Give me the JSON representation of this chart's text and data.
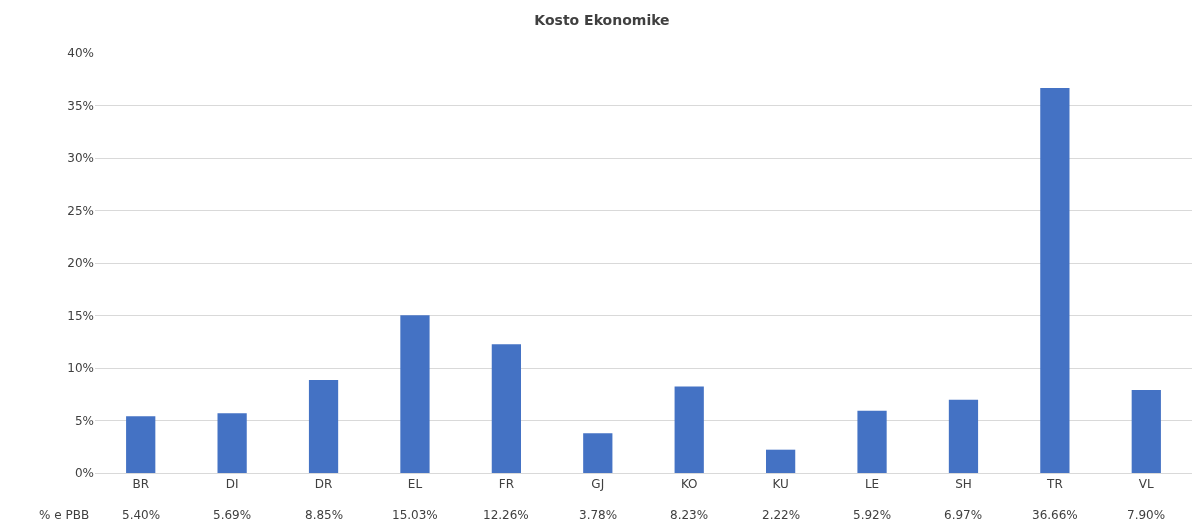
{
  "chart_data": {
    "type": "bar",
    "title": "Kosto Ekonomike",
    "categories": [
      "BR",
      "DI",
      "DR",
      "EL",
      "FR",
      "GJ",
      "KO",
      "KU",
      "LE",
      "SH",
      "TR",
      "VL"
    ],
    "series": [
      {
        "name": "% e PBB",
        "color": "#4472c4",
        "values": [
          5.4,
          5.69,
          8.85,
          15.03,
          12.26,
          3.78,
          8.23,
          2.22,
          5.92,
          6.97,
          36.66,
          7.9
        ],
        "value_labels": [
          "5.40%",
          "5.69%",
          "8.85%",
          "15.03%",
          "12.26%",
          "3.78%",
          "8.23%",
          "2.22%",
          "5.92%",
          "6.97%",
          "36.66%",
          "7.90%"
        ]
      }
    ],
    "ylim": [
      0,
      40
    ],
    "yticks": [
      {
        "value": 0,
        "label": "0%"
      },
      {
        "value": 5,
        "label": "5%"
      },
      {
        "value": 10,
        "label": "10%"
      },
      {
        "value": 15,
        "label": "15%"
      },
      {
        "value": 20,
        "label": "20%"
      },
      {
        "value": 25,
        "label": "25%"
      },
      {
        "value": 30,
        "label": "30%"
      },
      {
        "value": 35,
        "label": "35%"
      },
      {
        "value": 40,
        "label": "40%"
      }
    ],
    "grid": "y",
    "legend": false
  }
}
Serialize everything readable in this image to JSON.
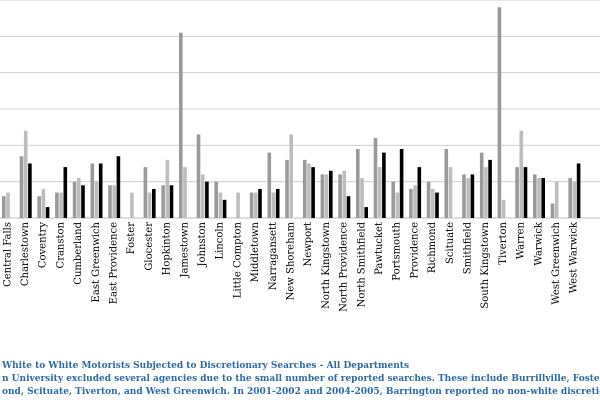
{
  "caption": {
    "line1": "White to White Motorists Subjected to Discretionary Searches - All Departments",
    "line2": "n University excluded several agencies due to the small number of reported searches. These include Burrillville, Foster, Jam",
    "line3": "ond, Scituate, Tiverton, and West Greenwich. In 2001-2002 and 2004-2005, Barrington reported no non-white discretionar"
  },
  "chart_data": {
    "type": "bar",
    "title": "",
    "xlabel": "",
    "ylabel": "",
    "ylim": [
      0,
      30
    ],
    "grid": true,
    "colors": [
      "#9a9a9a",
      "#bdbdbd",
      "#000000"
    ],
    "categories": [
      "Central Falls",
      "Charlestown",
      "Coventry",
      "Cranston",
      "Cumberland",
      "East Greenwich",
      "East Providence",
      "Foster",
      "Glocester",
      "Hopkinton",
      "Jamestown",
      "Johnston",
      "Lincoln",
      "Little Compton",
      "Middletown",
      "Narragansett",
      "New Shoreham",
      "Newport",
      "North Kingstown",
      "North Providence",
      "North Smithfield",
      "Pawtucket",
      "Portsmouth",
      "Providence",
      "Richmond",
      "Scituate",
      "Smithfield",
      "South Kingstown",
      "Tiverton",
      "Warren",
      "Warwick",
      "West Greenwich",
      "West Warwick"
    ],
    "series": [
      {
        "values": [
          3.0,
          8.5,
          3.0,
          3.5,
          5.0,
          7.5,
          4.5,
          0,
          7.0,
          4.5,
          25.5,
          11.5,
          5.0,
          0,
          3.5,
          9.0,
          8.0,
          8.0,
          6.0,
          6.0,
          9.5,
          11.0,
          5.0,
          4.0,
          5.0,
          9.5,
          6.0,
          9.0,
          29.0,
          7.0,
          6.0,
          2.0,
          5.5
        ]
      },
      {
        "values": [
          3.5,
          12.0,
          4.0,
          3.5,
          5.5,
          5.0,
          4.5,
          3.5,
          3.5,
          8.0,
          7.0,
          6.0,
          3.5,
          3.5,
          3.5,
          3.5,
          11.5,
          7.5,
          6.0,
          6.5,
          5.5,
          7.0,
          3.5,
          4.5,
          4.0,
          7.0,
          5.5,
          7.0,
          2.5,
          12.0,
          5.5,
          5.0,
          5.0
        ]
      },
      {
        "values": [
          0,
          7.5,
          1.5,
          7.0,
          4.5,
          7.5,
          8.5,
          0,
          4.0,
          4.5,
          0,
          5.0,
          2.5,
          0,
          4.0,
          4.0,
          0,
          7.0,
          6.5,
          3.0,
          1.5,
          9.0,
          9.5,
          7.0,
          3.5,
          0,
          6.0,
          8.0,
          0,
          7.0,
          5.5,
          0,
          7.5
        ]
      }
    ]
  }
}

--------------------------------------------------

▸ Task goal
Write out the records above once more, word for word, with no pictures.

▸ Final result
Give me the JSON representation of this chart's text and data.
{
  "chart_data": {
    "type": "bar",
    "title": "Kosto Ekonomike",
    "categories": [
      "BR",
      "DI",
      "DR",
      "EL",
      "FR",
      "GJ",
      "KO",
      "KU",
      "LE",
      "SH",
      "TR",
      "VL"
    ],
    "series": [
      {
        "name": "% e PBB",
        "color": "#4472c4",
        "values": [
          5.4,
          5.69,
          8.85,
          15.03,
          12.26,
          3.78,
          8.23,
          2.22,
          5.92,
          6.97,
          36.66,
          7.9
        ],
        "value_labels": [
          "5.40%",
          "5.69%",
          "8.85%",
          "15.03%",
          "12.26%",
          "3.78%",
          "8.23%",
          "2.22%",
          "5.92%",
          "6.97%",
          "36.66%",
          "7.90%"
        ]
      }
    ],
    "ylim": [
      0,
      40
    ],
    "yticks": [
      {
        "value": 0,
        "label": "0%"
      },
      {
        "value": 5,
        "label": "5%"
      },
      {
        "value": 10,
        "label": "10%"
      },
      {
        "value": 15,
        "label": "15%"
      },
      {
        "value": 20,
        "label": "20%"
      },
      {
        "value": 25,
        "label": "25%"
      },
      {
        "value": 30,
        "label": "30%"
      },
      {
        "value": 35,
        "label": "35%"
      },
      {
        "value": 40,
        "label": "40%"
      }
    ],
    "grid": "y",
    "legend": false
  }
}
Serialize everything readable in this image to JSON.
{
  "caption": {
    "line1": "White to White Motorists Subjected to Discretionary Searches - All Departments",
    "line2": "n University excluded several agencies due to the small number of reported searches. These include Burrillville, Foster, Jam",
    "line3": "ond, Scituate, Tiverton, and West Greenwich. In 2001-2002 and 2004-2005, Barrington reported no non-white discretionar"
  },
  "chart_data": {
    "type": "bar",
    "title": "",
    "xlabel": "",
    "ylabel": "",
    "ylim": [
      0,
      30
    ],
    "grid": true,
    "colors": [
      "#9a9a9a",
      "#bdbdbd",
      "#000000"
    ],
    "categories": [
      "Central Falls",
      "Charlestown",
      "Coventry",
      "Cranston",
      "Cumberland",
      "East Greenwich",
      "East Providence",
      "Foster",
      "Glocester",
      "Hopkinton",
      "Jamestown",
      "Johnston",
      "Lincoln",
      "Little Compton",
      "Middletown",
      "Narragansett",
      "New Shoreham",
      "Newport",
      "North Kingstown",
      "North Providence",
      "North Smithfield",
      "Pawtucket",
      "Portsmouth",
      "Providence",
      "Richmond",
      "Scituate",
      "Smithfield",
      "South Kingstown",
      "Tiverton",
      "Warren",
      "Warwick",
      "West Greenwich",
      "West Warwick"
    ],
    "series": [
      {
        "values": [
          3.0,
          8.5,
          3.0,
          3.5,
          5.0,
          7.5,
          4.5,
          0,
          7.0,
          4.5,
          25.5,
          11.5,
          5.0,
          0,
          3.5,
          9.0,
          8.0,
          8.0,
          6.0,
          6.0,
          9.5,
          11.0,
          5.0,
          4.0,
          5.0,
          9.5,
          6.0,
          9.0,
          29.0,
          7.0,
          6.0,
          2.0,
          5.5
        ]
      },
      {
        "values": [
          3.5,
          12.0,
          4.0,
          3.5,
          5.5,
          5.0,
          4.5,
          3.5,
          3.5,
          8.0,
          7.0,
          6.0,
          3.5,
          3.5,
          3.5,
          3.5,
          11.5,
          7.5,
          6.0,
          6.5,
          5.5,
          7.0,
          3.5,
          4.5,
          4.0,
          7.0,
          5.5,
          7.0,
          2.5,
          12.0,
          5.5,
          5.0,
          5.0
        ]
      },
      {
        "values": [
          0,
          7.5,
          1.5,
          7.0,
          4.5,
          7.5,
          8.5,
          0,
          4.0,
          4.5,
          0,
          5.0,
          2.5,
          0,
          4.0,
          4.0,
          0,
          7.0,
          6.5,
          3.0,
          1.5,
          9.0,
          9.5,
          7.0,
          3.5,
          0,
          6.0,
          8.0,
          0,
          7.0,
          5.5,
          0,
          7.5
        ]
      }
    ]
  }
}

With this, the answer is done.